▶ GIVEN PROBLEM: Check each line below for "involved" and report how many have it, nothing else.

---------- DATA FOR THIS TASK ----------

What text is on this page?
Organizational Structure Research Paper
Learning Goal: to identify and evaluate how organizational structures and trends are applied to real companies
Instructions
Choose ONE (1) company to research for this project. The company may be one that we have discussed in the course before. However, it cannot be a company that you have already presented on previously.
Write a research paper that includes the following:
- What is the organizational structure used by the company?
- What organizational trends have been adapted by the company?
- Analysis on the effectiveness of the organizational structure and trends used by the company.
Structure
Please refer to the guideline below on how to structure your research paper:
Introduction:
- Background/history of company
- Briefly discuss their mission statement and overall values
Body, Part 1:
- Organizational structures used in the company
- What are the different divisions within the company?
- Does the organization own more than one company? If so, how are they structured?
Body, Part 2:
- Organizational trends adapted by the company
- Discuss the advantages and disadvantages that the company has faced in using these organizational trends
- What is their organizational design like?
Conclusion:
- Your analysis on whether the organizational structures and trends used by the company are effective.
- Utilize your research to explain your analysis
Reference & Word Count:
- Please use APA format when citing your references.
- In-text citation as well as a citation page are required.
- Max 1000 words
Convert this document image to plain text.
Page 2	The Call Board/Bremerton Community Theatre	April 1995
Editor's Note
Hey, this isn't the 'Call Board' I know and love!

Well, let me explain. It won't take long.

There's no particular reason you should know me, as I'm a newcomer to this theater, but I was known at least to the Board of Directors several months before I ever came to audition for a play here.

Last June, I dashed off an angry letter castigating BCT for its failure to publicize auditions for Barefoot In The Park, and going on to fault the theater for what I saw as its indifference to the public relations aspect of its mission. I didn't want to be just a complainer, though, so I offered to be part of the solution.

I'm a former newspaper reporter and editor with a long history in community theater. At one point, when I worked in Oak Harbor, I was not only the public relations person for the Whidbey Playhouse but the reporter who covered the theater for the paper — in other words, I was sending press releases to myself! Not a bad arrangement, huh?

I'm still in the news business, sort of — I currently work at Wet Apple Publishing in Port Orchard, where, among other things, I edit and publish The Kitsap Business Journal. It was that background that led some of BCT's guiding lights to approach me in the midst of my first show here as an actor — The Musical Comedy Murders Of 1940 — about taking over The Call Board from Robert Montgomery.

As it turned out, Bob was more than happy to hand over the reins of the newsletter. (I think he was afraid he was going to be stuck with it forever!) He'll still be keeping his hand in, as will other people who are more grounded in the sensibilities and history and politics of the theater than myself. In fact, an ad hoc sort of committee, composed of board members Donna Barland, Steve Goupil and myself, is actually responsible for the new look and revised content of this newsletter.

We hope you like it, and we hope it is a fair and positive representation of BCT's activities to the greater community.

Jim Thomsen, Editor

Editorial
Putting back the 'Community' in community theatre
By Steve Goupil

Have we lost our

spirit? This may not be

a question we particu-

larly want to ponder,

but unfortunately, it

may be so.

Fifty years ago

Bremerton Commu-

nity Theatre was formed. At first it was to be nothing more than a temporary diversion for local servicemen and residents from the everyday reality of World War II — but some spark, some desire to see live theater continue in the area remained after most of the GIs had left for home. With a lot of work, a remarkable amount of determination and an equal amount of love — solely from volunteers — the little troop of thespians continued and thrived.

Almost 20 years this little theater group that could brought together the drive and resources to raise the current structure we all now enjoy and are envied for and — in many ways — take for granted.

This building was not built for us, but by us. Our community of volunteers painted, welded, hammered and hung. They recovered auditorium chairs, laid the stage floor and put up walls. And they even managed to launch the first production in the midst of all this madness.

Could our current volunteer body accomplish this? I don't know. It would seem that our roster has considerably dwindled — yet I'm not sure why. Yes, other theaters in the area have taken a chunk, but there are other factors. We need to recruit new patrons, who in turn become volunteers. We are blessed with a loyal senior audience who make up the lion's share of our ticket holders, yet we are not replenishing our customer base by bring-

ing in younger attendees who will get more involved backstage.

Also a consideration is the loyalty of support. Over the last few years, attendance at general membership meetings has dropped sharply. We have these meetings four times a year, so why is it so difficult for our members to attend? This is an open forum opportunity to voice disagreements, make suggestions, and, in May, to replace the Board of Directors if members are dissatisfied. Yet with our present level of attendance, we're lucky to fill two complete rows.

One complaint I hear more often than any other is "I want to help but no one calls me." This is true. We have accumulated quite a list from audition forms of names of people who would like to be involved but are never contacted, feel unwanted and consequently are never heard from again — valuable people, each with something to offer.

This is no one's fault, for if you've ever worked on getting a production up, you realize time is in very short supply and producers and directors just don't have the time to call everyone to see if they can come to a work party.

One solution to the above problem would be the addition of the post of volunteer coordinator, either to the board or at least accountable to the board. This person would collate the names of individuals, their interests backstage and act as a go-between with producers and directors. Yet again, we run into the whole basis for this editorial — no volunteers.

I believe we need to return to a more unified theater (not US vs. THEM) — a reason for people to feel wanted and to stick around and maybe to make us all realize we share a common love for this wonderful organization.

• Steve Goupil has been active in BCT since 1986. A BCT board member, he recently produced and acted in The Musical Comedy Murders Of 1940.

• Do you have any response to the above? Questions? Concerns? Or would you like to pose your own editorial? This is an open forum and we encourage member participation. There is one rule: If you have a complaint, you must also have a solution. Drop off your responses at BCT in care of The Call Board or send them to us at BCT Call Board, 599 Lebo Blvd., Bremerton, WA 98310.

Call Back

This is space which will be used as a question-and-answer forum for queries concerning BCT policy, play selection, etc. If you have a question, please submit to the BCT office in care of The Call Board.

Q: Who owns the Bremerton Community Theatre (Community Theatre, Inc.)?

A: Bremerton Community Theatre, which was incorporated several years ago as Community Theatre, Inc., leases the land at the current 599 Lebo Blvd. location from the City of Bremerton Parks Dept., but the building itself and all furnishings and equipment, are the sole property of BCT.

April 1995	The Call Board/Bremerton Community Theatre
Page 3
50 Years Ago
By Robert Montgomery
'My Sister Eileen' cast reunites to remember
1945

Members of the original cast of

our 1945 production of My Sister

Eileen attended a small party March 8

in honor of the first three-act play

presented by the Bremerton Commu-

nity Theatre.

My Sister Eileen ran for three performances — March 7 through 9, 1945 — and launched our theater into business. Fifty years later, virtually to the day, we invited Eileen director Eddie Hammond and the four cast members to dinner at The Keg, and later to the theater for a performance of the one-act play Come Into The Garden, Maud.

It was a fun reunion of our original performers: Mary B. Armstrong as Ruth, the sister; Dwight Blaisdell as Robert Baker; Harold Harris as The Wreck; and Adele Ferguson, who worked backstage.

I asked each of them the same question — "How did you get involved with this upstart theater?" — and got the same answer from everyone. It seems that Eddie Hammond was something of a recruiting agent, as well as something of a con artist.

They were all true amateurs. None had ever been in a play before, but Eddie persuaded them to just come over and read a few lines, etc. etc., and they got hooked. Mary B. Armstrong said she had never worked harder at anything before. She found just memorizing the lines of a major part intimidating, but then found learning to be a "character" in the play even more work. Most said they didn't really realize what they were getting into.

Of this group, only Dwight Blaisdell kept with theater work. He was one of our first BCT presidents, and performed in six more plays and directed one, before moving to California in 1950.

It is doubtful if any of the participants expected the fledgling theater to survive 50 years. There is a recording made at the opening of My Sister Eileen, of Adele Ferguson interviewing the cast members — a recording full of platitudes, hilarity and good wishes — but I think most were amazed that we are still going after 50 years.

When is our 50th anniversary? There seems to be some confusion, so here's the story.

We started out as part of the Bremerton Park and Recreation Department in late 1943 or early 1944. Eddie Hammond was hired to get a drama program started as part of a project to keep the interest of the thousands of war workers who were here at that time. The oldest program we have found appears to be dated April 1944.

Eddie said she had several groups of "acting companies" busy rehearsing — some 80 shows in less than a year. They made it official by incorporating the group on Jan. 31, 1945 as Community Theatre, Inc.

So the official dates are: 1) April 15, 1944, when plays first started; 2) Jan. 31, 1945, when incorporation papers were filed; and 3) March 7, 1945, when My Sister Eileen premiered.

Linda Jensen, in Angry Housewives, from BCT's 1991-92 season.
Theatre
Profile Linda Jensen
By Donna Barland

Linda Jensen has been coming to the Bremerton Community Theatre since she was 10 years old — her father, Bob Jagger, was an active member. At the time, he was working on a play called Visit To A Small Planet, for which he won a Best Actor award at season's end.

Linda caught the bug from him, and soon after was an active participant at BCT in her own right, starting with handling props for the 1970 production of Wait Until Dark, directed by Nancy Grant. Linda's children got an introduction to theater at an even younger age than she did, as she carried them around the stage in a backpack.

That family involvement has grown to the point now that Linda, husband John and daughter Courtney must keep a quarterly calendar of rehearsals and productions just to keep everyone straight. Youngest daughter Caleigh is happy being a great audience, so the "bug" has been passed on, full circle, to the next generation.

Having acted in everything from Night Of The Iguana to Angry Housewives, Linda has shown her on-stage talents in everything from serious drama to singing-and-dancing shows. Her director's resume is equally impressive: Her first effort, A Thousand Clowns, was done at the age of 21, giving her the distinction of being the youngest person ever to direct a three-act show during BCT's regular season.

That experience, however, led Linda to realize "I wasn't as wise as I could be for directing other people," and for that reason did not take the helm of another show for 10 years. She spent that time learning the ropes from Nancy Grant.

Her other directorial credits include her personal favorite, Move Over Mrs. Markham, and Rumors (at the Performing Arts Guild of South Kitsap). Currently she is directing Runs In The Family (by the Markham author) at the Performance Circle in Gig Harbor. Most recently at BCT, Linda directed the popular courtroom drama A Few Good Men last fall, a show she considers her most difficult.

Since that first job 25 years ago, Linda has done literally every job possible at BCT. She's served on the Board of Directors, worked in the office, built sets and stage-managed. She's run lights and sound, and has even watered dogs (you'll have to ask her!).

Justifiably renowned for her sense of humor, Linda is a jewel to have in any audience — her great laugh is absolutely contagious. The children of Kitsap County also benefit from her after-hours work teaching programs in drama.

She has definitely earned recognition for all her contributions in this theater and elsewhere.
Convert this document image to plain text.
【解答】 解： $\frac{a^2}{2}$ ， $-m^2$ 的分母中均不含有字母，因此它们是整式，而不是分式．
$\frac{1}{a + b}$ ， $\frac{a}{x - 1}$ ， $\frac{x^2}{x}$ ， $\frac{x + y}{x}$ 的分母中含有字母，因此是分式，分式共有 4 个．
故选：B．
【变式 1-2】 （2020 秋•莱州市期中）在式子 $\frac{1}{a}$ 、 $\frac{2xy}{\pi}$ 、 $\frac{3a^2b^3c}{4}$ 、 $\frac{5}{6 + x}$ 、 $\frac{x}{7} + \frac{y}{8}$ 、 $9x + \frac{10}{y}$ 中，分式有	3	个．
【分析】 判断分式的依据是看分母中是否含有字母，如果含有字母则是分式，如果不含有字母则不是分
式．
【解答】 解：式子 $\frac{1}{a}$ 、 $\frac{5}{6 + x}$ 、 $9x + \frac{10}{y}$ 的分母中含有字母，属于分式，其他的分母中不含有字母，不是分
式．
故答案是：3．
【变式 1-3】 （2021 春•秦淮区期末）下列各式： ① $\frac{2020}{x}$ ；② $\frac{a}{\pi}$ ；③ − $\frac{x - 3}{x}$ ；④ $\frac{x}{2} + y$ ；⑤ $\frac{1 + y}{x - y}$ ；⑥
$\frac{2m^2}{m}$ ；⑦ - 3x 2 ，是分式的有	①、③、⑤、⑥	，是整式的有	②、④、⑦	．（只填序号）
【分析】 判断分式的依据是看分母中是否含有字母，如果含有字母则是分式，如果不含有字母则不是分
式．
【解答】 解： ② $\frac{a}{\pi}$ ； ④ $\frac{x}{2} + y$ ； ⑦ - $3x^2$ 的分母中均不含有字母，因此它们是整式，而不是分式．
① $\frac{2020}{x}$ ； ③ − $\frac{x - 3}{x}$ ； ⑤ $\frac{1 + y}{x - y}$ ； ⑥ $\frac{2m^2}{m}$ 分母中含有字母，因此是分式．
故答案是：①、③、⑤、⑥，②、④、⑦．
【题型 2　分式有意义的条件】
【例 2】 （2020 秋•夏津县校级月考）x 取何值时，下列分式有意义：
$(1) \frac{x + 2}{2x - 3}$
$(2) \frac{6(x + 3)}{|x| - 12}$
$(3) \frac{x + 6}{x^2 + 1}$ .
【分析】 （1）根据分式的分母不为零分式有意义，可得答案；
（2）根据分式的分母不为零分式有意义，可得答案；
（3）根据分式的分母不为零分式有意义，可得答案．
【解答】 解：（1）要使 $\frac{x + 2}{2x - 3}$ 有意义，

----------

▶ RESPONSE TO THIS TASK: 3